══ Data to use ══
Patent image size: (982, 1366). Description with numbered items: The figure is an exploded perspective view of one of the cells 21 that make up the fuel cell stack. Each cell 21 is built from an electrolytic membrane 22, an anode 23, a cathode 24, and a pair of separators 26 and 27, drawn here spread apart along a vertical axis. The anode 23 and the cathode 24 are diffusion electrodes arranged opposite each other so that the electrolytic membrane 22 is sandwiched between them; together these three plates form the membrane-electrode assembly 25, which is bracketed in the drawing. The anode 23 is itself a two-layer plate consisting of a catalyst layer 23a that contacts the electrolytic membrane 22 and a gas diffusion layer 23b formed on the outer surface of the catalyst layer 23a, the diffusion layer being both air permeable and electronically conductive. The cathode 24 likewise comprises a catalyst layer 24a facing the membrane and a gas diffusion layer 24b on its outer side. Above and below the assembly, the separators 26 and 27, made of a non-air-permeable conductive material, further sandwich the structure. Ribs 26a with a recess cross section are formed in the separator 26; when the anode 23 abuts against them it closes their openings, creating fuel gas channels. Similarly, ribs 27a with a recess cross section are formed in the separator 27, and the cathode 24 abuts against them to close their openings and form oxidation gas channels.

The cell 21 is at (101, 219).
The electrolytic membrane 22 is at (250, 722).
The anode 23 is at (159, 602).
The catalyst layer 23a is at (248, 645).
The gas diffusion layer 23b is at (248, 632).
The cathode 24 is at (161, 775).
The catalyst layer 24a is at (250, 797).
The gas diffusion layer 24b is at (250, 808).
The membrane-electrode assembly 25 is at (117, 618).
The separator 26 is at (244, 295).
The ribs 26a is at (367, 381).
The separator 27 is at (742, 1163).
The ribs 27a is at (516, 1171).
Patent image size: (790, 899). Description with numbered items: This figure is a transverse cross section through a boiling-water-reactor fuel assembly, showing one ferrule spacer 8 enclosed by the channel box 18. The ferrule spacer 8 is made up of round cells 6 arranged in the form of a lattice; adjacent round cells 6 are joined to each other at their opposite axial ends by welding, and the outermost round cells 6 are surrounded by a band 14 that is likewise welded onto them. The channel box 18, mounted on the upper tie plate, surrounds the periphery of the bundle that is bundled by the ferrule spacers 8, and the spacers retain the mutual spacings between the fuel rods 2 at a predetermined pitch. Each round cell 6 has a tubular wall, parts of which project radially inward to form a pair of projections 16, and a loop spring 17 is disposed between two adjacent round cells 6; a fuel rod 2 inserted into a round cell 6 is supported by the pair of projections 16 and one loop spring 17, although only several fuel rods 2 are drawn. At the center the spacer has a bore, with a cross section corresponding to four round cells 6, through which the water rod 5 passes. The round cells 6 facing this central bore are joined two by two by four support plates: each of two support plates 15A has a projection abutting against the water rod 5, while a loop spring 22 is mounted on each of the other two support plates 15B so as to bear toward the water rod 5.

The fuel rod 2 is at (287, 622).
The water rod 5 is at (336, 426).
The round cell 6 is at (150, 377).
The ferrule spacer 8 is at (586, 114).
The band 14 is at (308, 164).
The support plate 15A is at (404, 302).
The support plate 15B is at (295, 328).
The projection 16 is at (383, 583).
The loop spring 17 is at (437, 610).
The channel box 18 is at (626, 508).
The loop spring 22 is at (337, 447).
═══
= Task directions =
Could you reproduce every record exactly as shown above?

= Result for this exercise =
Patent image size: (982, 1366). Description with numbered items: The figure is an exploded perspective view of one of the cells 21 that make up the fuel cell stack. Each cell 21 is built from an electrolytic membrane 22, an anode 23, a cathode 24, and a pair of separators 26 and 27, drawn here spread apart along a vertical axis. The anode 23 and the cathode 24 are diffusion electrodes arranged opposite each other so that the electrolytic membrane 22 is sandwiched between them; together these three plates form the membrane-electrode assembly 25, which is bracketed in the drawing. The anode 23 is itself a two-layer plate consisting of a catalyst layer 23a that contacts the electrolytic membrane 22 and a gas diffusion layer 23b formed on the outer surface of the catalyst layer 23a, the diffusion layer being both air permeable and electronically conductive. The cathode 24 likewise comprises a catalyst layer 24a facing the membrane and a gas diffusion layer 24b on its outer side. Above and below the assembly, the separators 26 and 27, made of a non-air-permeable conductive material, further sandwich the structure. Ribs 26a with a recess cross section are formed in the separator 26; when the anode 23 abuts against them it closes their openings, creating fuel gas channels. Similarly, ribs 27a with a recess cross section are formed in the separator 27, and the cathode 24 abuts against them to close their openings and form oxidation gas channels.

The cell 21 is at (101, 219).
The electrolytic membrane 22 is at (250, 722).
The anode 23 is at (159, 602).
The catalyst layer 23a is at (248, 645).
The gas diffusion layer 23b is at (248, 632).
The cathode 24 is at (161, 775).
The catalyst layer 24a is at (250, 797).
The gas diffusion layer 24b is at (250, 808).
The membrane-electrode assembly 25 is at (117, 618).
The separator 26 is at (244, 295).
The ribs 26a is at (367, 381).
The separator 27 is at (742, 1163).
The ribs 27a is at (516, 1171).
Patent image size: (790, 899). Description with numbered items: This figure is a transverse cross section through a boiling-water-reactor fuel assembly, showing one ferrule spacer 8 enclosed by the channel box 18. The ferrule spacer 8 is made up of round cells 6 arranged in the form of a lattice; adjacent round cells 6 are joined to each other at their opposite axial ends by welding, and the outermost round cells 6 are surrounded by a band 14 that is likewise welded onto them. The channel box 18, mounted on the upper tie plate, surrounds the periphery of the bundle that is bundled by the ferrule spacers 8, and the spacers retain the mutual spacings between the fuel rods 2 at a predetermined pitch. Each round cell 6 has a tubular wall, parts of which project radially inward to form a pair of projections 16, and a loop spring 17 is disposed between two adjacent round cells 6; a fuel rod 2 inserted into a round cell 6 is supported by the pair of projections 16 and one loop spring 17, although only several fuel rods 2 are drawn. At the center the spacer has a bore, with a cross section corresponding to four round cells 6, through which the water rod 5 passes. The round cells 6 facing this central bore are joined two by two by four support plates: each of two support plates 15A has a projection abutting against the water rod 5, while a loop spring 22 is mounted on each of the other two support plates 15B so as to bear toward the water rod 5.

The fuel rod 2 is at (287, 622).
The water rod 5 is at (336, 426).
The round cell 6 is at (150, 377).
The ferrule spacer 8 is at (586, 114).
The band 14 is at (308, 164).
The support plate 15A is at (404, 302).
The support plate 15B is at (295, 328).
The projection 16 is at (383, 583).
The loop spring 17 is at (437, 610).
The channel box 18 is at (626, 508).
The loop spring 22 is at (337, 447).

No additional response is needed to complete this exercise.